WORK TO BE COMPLETED: Pick out every line that holds the string "concentration" and copy it.

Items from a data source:
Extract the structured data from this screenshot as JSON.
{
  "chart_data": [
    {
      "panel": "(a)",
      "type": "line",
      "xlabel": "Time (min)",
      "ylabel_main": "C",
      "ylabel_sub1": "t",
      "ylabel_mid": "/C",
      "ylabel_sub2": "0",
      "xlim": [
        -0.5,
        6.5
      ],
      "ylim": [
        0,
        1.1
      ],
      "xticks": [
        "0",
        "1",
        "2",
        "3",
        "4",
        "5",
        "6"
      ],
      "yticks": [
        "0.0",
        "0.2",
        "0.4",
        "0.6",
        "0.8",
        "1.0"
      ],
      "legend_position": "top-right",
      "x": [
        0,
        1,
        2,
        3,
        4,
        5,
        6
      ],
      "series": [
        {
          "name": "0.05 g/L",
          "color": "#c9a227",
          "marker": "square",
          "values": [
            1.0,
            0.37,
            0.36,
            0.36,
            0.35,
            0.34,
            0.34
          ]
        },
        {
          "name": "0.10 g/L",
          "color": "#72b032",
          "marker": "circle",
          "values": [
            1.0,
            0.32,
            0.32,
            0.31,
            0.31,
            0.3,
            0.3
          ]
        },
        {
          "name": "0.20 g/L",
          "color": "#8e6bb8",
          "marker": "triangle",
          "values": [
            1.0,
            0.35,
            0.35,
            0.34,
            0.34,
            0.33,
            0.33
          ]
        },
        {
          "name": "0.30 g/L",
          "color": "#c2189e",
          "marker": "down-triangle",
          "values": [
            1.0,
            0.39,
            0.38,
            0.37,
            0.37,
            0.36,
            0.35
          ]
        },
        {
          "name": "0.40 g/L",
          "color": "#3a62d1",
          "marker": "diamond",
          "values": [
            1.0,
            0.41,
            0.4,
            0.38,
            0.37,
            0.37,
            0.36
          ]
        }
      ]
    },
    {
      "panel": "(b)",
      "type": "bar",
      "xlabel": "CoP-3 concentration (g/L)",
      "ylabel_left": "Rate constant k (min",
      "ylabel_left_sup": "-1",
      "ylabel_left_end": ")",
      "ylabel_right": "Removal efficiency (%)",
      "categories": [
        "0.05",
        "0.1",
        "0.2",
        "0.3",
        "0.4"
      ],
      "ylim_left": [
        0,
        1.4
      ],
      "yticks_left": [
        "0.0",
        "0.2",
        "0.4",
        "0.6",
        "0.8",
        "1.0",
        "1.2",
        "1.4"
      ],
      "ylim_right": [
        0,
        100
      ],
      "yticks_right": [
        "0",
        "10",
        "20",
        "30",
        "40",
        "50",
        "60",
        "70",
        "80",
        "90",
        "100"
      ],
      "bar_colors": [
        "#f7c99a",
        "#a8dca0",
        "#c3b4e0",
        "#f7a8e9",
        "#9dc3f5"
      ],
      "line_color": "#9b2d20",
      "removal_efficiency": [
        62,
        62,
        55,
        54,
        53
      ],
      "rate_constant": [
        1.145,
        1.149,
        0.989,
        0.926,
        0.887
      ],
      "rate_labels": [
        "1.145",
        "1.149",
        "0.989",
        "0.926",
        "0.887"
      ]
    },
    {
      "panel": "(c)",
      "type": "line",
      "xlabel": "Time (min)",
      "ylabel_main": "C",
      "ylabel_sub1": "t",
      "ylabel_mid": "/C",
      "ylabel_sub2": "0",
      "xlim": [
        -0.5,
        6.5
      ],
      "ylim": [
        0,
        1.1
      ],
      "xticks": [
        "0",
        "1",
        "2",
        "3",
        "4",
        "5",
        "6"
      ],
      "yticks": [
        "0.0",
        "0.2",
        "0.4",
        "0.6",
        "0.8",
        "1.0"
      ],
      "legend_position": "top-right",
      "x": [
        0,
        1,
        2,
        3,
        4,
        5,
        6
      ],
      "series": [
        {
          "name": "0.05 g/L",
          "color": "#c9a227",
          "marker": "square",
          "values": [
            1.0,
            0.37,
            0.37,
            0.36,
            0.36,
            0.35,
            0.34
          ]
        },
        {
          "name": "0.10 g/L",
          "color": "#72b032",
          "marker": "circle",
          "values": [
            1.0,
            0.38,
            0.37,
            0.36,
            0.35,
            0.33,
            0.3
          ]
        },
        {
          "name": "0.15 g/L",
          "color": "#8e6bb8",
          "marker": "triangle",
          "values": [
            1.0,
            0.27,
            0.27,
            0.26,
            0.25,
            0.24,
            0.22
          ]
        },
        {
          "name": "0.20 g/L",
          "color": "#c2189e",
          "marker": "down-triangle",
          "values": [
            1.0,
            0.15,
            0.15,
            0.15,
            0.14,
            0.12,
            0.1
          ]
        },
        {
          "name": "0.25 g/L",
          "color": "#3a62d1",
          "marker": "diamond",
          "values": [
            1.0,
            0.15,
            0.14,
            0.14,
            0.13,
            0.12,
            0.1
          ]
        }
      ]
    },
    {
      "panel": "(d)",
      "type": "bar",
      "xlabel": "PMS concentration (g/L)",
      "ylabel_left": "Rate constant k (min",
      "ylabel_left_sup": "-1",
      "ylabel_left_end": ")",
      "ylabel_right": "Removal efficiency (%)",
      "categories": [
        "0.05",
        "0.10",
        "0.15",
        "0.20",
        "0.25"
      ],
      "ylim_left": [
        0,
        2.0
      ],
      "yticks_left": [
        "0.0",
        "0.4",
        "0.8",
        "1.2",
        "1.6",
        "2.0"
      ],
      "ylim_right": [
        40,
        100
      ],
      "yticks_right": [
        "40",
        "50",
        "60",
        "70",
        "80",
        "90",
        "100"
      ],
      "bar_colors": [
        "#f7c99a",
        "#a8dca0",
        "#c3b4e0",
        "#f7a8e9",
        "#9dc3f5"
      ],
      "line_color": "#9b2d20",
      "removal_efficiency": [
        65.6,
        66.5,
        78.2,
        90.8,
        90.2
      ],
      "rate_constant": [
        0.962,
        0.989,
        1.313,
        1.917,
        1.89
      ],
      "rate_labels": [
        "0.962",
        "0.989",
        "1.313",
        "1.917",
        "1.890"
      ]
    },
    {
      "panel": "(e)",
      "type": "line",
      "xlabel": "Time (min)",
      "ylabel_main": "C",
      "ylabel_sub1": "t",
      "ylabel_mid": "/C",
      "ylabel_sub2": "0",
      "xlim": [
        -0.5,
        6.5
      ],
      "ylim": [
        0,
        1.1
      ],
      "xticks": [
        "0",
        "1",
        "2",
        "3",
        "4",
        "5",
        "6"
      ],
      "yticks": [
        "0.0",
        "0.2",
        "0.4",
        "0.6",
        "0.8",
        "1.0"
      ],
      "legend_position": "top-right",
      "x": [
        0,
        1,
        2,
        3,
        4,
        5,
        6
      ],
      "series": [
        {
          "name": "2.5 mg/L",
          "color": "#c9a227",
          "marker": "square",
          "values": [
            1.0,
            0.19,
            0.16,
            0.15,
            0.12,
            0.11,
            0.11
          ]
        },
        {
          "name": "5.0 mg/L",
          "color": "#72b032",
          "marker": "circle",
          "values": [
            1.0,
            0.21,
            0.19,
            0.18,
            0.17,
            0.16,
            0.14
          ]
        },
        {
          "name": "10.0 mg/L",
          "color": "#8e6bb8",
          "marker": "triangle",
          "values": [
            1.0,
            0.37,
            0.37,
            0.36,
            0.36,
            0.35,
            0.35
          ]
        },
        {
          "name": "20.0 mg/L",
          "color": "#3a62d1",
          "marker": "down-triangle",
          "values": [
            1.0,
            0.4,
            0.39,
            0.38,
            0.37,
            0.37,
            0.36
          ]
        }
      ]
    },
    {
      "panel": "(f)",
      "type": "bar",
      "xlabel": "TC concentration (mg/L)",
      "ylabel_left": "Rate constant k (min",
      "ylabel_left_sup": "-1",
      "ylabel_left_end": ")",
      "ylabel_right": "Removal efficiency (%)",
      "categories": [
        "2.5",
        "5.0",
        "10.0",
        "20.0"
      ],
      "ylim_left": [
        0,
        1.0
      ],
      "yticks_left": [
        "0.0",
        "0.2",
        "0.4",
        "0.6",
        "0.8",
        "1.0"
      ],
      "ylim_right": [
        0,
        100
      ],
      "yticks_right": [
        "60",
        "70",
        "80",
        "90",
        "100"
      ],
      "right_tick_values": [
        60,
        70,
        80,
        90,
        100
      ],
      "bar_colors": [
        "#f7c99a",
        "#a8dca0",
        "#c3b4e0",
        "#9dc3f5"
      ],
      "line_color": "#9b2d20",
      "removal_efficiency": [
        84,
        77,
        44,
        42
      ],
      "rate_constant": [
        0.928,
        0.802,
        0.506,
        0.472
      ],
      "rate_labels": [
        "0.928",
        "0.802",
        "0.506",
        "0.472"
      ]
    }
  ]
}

EXPECTED ANSWER:
      "xlabel": "CoP-3 concentration (g/L)",
      "xlabel": "PMS concentration (g/L)",
      "xlabel": "TC concentration (mg/L)",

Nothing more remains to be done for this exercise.